■ **Records for processing**:

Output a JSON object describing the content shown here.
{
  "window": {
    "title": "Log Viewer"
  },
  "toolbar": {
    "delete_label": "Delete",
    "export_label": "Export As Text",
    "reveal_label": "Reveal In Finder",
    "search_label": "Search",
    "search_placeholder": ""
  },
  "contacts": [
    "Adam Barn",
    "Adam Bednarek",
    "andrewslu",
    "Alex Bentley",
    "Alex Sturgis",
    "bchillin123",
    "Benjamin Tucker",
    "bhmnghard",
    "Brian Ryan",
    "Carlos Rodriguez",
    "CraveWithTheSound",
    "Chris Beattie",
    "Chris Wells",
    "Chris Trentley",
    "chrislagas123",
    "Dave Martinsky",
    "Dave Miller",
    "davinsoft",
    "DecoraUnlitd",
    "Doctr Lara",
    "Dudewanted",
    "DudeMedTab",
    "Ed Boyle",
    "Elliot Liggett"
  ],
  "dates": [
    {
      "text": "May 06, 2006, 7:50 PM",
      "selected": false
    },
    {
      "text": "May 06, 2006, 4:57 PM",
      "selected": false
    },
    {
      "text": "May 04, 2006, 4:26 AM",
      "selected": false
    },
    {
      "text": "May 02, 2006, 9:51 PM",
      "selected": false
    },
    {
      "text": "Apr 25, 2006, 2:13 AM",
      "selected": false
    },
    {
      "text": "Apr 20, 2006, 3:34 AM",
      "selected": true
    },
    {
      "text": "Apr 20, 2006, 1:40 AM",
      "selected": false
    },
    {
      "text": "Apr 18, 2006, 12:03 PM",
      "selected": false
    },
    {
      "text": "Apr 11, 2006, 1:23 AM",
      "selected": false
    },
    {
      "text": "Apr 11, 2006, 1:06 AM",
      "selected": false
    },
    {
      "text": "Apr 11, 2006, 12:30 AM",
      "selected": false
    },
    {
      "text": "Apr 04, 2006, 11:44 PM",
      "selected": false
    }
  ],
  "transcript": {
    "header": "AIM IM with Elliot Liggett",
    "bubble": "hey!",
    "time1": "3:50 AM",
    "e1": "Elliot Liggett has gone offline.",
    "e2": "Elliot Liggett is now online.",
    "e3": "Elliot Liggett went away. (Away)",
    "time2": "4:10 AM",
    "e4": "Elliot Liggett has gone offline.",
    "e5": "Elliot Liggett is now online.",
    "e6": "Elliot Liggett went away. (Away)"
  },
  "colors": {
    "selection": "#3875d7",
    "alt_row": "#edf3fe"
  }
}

■ **Objective**: Take the entries above and transcribe them exactly.

■ **Full output**:
Output a JSON object describing the content shown here.
{
  "window": {
    "title": "Log Viewer"
  },
  "toolbar": {
    "delete_label": "Delete",
    "export_label": "Export As Text",
    "reveal_label": "Reveal In Finder",
    "search_label": "Search",
    "search_placeholder": ""
  },
  "contacts": [
    "Adam Barn",
    "Adam Bednarek",
    "andrewslu",
    "Alex Bentley",
    "Alex Sturgis",
    "bchillin123",
    "Benjamin Tucker",
    "bhmnghard",
    "Brian Ryan",
    "Carlos Rodriguez",
    "CraveWithTheSound",
    "Chris Beattie",
    "Chris Wells",
    "Chris Trentley",
    "chrislagas123",
    "Dave Martinsky",
    "Dave Miller",
    "davinsoft",
    "DecoraUnlitd",
    "Doctr Lara",
    "Dudewanted",
    "DudeMedTab",
    "Ed Boyle",
    "Elliot Liggett"
  ],
  "dates": [
    {
      "text": "May 06, 2006, 7:50 PM",
      "selected": false
    },
    {
      "text": "May 06, 2006, 4:57 PM",
      "selected": false
    },
    {
      "text": "May 04, 2006, 4:26 AM",
      "selected": false
    },
    {
      "text": "May 02, 2006, 9:51 PM",
      "selected": false
    },
    {
      "text": "Apr 25, 2006, 2:13 AM",
      "selected": false
    },
    {
      "text": "Apr 20, 2006, 3:34 AM",
      "selected": true
    },
    {
      "text": "Apr 20, 2006, 1:40 AM",
      "selected": false
    },
    {
      "text": "Apr 18, 2006, 12:03 PM",
      "selected": false
    },
    {
      "text": "Apr 11, 2006, 1:23 AM",
      "selected": false
    },
    {
      "text": "Apr 11, 2006, 1:06 AM",
      "selected": false
    },
    {
      "text": "Apr 11, 2006, 12:30 AM",
      "selected": false
    },
    {
      "text": "Apr 04, 2006, 11:44 PM",
      "selected": false
    }
  ],
  "transcript": {
    "header": "AIM IM with Elliot Liggett",
    "bubble": "hey!",
    "time1": "3:50 AM",
    "e1": "Elliot Liggett has gone offline.",
    "e2": "Elliot Liggett is now online.",
    "e3": "Elliot Liggett went away. (Away)",
    "time2": "4:10 AM",
    "e4": "Elliot Liggett has gone offline.",
    "e5": "Elliot Liggett is now online.",
    "e6": "Elliot Liggett went away. (Away)"
  },
  "colors": {
    "selection": "#3875d7",
    "alt_row": "#edf3fe"
  }
}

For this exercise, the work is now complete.